▶ _EXERCISE DETAILS_
Set each entry down verbatim, omitting images.
------------------------------
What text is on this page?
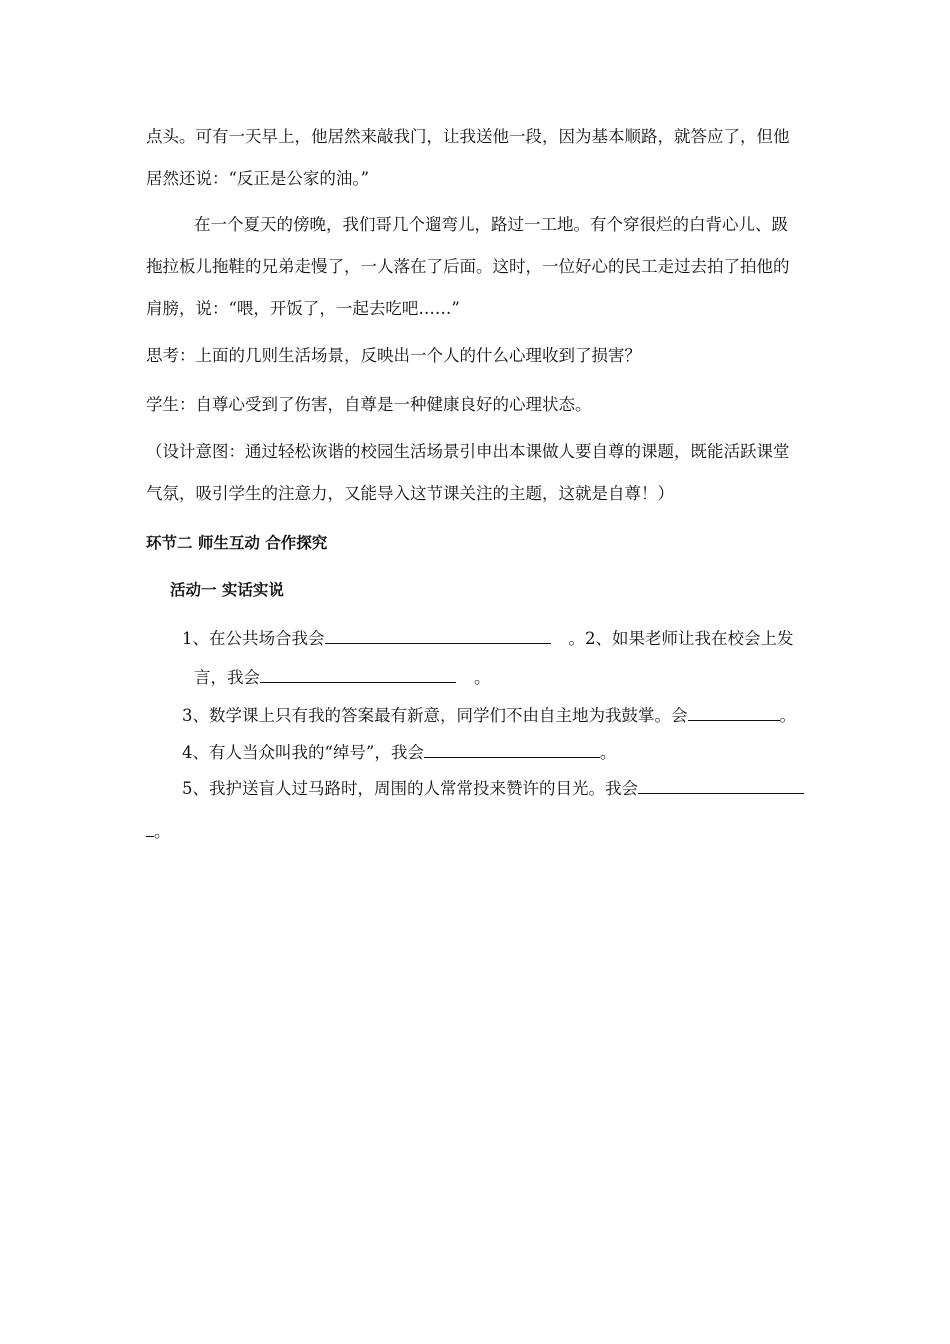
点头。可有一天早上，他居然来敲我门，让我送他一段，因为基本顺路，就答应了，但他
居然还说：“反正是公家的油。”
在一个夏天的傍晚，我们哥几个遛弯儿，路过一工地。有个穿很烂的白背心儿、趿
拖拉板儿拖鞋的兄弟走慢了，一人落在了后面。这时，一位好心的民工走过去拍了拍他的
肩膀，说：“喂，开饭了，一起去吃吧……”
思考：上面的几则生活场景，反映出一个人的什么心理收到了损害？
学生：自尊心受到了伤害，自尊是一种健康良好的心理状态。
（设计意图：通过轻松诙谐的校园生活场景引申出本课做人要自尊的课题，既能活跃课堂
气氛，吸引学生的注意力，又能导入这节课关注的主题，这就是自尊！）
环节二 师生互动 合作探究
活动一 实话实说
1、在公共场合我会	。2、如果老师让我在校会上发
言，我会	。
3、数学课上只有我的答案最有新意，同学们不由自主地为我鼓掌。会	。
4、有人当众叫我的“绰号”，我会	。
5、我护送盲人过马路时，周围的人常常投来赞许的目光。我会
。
------------------------------
▶ _FULL SOLUTION_
What text is on this page?
点头。可有一天早上，他居然来敲我门，让我送他一段，因为基本顺路，就答应了，但他
居然还说：“反正是公家的油。”
在一个夏天的傍晚，我们哥几个遛弯儿，路过一工地。有个穿很烂的白背心儿、趿
拖拉板儿拖鞋的兄弟走慢了，一人落在了后面。这时，一位好心的民工走过去拍了拍他的
肩膀，说：“喂，开饭了，一起去吃吧……”
思考：上面的几则生活场景，反映出一个人的什么心理收到了损害？
学生：自尊心受到了伤害，自尊是一种健康良好的心理状态。
（设计意图：通过轻松诙谐的校园生活场景引申出本课做人要自尊的课题，既能活跃课堂
气氛，吸引学生的注意力，又能导入这节课关注的主题，这就是自尊！）
环节二 师生互动 合作探究
活动一 实话实说
1、在公共场合我会	。2、如果老师让我在校会上发
言，我会	。
3、数学课上只有我的答案最有新意，同学们不由自主地为我鼓掌。会	。
4、有人当众叫我的“绰号”，我会	。
5、我护送盲人过马路时，周围的人常常投来赞许的目光。我会
。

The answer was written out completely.